┌──

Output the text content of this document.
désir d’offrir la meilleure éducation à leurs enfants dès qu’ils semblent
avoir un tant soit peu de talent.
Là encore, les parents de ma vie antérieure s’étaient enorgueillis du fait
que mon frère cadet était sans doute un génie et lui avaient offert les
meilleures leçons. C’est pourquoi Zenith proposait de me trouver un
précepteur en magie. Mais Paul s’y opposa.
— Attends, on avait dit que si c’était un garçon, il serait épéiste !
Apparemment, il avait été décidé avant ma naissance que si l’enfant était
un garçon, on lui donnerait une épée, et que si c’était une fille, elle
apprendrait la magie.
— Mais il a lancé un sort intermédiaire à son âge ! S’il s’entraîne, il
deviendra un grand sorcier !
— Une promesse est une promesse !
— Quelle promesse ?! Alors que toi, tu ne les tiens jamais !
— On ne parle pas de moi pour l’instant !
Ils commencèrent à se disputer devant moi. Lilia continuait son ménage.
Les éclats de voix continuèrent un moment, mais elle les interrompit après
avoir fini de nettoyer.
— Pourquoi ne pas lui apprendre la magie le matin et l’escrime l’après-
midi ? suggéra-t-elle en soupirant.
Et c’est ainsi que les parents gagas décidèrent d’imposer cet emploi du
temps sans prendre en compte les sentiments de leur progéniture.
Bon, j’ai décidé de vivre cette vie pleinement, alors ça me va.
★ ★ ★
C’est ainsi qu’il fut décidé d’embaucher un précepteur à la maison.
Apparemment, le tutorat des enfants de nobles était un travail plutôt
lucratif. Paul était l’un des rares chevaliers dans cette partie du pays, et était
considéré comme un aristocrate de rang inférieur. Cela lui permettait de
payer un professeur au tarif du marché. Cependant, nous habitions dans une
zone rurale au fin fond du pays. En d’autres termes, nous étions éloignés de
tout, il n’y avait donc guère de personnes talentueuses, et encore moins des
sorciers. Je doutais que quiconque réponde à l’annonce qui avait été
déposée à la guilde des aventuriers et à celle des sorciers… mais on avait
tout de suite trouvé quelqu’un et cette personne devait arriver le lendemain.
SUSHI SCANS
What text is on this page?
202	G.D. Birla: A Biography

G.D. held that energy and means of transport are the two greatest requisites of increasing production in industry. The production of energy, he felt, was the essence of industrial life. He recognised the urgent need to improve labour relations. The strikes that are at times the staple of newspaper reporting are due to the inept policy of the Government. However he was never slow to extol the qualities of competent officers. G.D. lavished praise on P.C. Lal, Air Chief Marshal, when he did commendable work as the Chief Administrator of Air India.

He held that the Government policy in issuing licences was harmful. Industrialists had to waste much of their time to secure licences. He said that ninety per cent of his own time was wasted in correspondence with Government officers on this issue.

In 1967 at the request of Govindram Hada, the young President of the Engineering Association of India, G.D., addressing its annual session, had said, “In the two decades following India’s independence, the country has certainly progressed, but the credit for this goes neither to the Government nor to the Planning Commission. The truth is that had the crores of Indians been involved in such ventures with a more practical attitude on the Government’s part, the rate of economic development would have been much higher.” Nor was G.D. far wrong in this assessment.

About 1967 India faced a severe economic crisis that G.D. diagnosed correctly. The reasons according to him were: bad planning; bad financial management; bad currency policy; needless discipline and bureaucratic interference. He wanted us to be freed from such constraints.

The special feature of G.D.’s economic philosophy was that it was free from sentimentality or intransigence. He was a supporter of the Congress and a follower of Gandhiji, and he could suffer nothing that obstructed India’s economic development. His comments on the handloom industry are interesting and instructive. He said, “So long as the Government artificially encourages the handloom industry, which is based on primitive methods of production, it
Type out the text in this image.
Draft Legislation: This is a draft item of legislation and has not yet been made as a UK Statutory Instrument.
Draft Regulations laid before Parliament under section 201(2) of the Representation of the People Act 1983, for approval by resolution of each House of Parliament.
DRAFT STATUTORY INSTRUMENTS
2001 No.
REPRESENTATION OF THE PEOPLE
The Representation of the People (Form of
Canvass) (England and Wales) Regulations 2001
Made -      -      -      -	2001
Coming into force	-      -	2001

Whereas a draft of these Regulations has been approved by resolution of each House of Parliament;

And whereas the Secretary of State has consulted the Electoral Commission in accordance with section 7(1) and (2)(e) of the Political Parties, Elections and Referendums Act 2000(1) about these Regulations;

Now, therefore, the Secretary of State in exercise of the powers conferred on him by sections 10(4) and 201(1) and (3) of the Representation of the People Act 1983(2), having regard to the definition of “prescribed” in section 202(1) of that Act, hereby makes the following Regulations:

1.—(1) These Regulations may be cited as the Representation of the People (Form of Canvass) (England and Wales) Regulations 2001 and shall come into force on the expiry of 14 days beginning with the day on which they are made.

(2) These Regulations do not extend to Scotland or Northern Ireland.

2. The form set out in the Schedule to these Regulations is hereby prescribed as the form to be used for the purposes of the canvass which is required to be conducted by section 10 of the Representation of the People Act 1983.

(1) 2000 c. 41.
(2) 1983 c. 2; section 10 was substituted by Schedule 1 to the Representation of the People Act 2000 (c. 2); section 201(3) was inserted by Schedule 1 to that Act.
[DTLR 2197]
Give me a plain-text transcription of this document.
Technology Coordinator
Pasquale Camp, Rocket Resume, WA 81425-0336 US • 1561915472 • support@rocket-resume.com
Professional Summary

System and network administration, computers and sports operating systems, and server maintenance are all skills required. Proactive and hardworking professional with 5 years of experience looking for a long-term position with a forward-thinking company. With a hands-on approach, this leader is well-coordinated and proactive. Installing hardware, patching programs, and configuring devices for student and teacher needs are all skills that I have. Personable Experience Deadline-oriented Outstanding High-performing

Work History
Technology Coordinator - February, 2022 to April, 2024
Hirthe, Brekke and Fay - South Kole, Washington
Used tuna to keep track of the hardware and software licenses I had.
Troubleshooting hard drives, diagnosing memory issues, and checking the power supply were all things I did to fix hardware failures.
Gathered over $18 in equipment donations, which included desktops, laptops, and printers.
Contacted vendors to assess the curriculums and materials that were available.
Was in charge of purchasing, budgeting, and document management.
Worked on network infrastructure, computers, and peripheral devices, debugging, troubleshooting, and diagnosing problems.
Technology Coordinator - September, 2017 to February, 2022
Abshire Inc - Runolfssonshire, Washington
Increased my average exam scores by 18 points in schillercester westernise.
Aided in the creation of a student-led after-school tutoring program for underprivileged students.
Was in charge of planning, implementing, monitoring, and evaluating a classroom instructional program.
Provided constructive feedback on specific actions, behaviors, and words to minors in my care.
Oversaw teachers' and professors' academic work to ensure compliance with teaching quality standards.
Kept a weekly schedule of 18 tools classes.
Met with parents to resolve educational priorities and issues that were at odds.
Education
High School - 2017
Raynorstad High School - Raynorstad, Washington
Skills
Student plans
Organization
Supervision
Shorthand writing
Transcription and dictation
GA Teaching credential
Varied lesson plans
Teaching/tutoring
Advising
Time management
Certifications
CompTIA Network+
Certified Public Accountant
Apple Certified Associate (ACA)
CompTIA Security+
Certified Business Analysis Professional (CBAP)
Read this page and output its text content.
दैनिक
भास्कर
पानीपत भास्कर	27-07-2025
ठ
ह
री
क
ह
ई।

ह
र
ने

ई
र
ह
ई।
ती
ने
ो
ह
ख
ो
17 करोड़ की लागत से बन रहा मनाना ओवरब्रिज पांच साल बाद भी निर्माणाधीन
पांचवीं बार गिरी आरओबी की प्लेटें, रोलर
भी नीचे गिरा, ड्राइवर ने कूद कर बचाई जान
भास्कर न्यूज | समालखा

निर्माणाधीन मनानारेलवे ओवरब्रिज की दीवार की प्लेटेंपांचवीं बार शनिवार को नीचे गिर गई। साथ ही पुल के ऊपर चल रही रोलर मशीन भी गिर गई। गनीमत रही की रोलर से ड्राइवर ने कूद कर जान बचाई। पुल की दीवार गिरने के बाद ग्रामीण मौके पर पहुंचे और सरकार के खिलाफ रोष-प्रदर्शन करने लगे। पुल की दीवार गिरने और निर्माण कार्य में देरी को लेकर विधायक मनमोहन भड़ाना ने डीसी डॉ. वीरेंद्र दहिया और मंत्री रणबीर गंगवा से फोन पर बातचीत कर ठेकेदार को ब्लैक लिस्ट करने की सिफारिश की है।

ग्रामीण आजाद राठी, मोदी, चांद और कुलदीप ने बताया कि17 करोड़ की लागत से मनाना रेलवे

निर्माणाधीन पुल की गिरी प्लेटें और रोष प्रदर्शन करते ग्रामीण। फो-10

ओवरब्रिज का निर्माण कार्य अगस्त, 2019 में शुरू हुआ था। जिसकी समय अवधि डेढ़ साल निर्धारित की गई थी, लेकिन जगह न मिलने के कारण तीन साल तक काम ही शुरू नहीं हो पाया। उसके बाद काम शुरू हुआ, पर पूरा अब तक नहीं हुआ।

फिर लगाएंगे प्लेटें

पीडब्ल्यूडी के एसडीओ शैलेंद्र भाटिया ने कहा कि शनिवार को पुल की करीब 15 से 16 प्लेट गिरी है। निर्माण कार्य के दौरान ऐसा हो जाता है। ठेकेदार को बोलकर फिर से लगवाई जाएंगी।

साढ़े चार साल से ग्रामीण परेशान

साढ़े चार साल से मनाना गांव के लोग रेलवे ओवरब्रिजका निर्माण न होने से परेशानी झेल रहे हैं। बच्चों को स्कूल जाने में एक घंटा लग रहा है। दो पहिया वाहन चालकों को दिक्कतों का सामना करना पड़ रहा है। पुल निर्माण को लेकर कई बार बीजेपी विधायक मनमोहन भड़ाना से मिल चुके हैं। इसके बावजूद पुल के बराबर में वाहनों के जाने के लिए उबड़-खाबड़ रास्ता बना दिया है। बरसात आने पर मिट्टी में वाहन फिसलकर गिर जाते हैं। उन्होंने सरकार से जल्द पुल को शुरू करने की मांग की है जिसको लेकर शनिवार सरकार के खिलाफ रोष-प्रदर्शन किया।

└──

Work to do: Determine how many lines of the entries above carry the string "Coordinator", and give that number alone.

Answer for the task: 3